Task input:
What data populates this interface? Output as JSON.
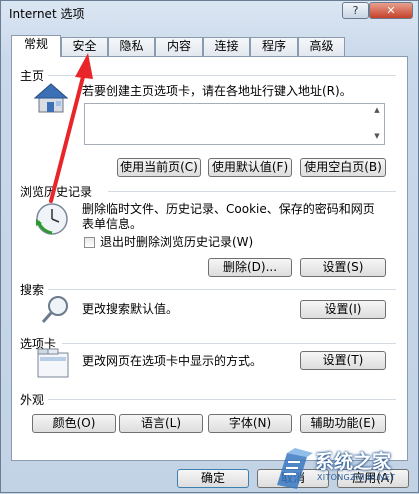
{
  "window": {
    "title": "Internet 选项",
    "help": "?",
    "close": "✕"
  },
  "tabs": [
    "常规",
    "安全",
    "隐私",
    "内容",
    "连接",
    "程序",
    "高级"
  ],
  "home": {
    "heading": "主页",
    "description": "若要创建主页选项卡，请在各地址行键入地址(R)。",
    "address_value": "",
    "buttons": [
      "使用当前页(C)",
      "使用默认值(F)",
      "使用空白页(B)"
    ]
  },
  "history": {
    "heading": "浏览历史记录",
    "description": "删除临时文件、历史记录、Cookie、保存的密码和网页表单信息。",
    "checkbox_label": "退出时删除浏览历史记录(W)",
    "checkbox_checked": false,
    "buttons": [
      "删除(D)...",
      "设置(S)"
    ]
  },
  "search": {
    "heading": "搜索",
    "description": "更改搜索默认值。",
    "button": "设置(I)"
  },
  "tabs_section": {
    "heading": "选项卡",
    "description": "更改网页在选项卡中显示的方式。",
    "button": "设置(T)"
  },
  "appearance": {
    "heading": "外观",
    "buttons": [
      "颜色(O)",
      "语言(L)",
      "字体(N)",
      "辅助功能(E)"
    ]
  },
  "footer": {
    "buttons": [
      "确定",
      "取消",
      "应用(A)"
    ]
  },
  "watermark": {
    "brand": "系统之家",
    "url": "XITONGZHIJIA.NET"
  },
  "colors": {
    "arrow": "#e8262a",
    "accent": "#3a78c2"
  }
}
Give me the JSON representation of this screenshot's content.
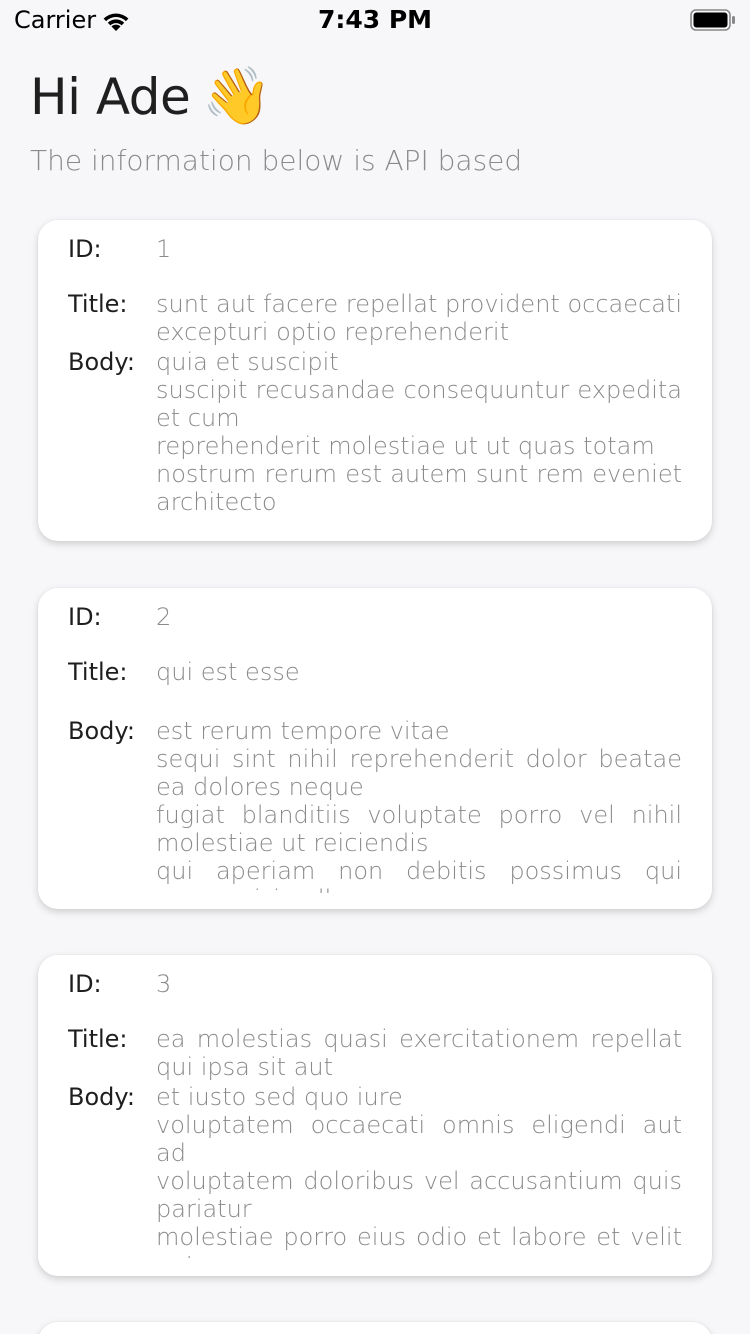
{
  "status_bar": {
    "carrier": "Carrier",
    "time": "7:43 PM"
  },
  "header": {
    "greeting": "Hi Ade",
    "emoji": "👋",
    "subtitle": "The information below is API based"
  },
  "labels": {
    "id": "ID:",
    "title": "Title:",
    "body": "Body:"
  },
  "posts": [
    {
      "id": "1",
      "title": "sunt aut facere repellat provident occaecati excepturi optio reprehenderit",
      "body": "quia et suscipit\nsuscipit recusandae consequuntur expedita et cum\nreprehenderit molestiae ut ut quas totam\nnostrum rerum est autem sunt rem eveniet architecto"
    },
    {
      "id": "2",
      "title": "qui est esse",
      "body": "est rerum tempore vitae\nsequi sint nihil reprehenderit dolor beatae ea dolores neque\nfugiat blanditiis voluptate porro vel nihil molestiae ut reiciendis\nqui aperiam non debitis possimus qui neque nisi nulla"
    },
    {
      "id": "3",
      "title": "ea molestias quasi exercitationem repellat qui ipsa sit aut",
      "body": "et iusto sed quo iure\nvoluptatem occaecati omnis eligendi aut ad\nvoluptatem doloribus vel accusantium quis pariatur\nmolestiae porro eius odio et labore et velit aut"
    }
  ],
  "colors": {
    "background": "#f7f7f9",
    "card": "#ffffff",
    "label_text": "#1e1e1e",
    "value_text": "#8a8a8a"
  }
}
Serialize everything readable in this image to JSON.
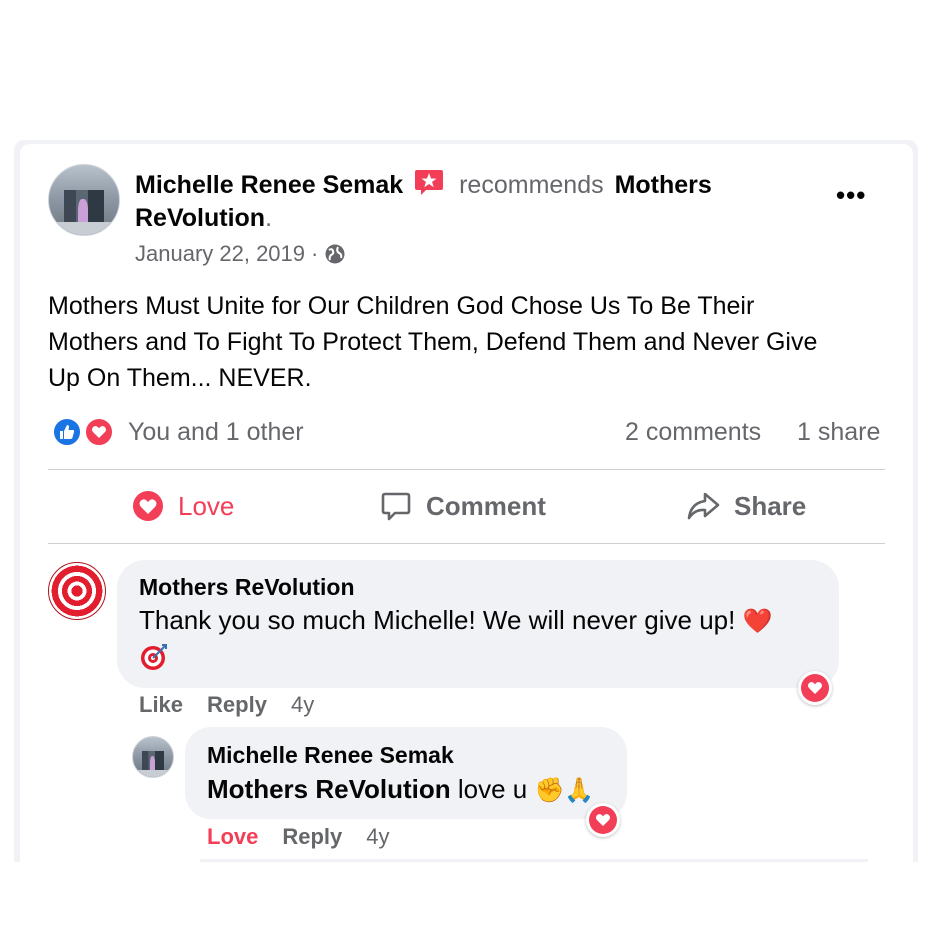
{
  "post": {
    "author": "Michelle Renee Semak",
    "verb": "recommends",
    "page_line1": "Mothers",
    "page_line2": "ReVolution",
    "period": ".",
    "date": "January 22, 2019",
    "date_sep": "·",
    "body": "Mothers Must Unite for Our Children God Chose Us To Be Their Mothers and To Fight To Protect Them, Defend Them and Never Give Up On Them... NEVER.",
    "more_icon": "•••"
  },
  "reactions": {
    "summary": "You and 1 other",
    "comments": "2 comments",
    "shares": "1 share"
  },
  "actions": {
    "love": "Love",
    "comment": "Comment",
    "share": "Share",
    "love_color": "#f33e58"
  },
  "comments": [
    {
      "author": "Mothers ReVolution",
      "text": "Thank you so much Michelle! We will never give up!",
      "emoji_heart": "❤️",
      "emoji_target": "🎯",
      "like": "Like",
      "reply": "Reply",
      "time": "4y"
    }
  ],
  "reply": {
    "author": "Michelle Renee Semak",
    "mention": "Mothers ReVolution",
    "text": " love u ",
    "emoji_fist": "✊",
    "emoji_pray": "🙏",
    "love": "Love",
    "reply": "Reply",
    "time": "4y"
  }
}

Exercise instructions: Provide only the count of lines in the data above that include the string "occaecati".

Result of the task: 2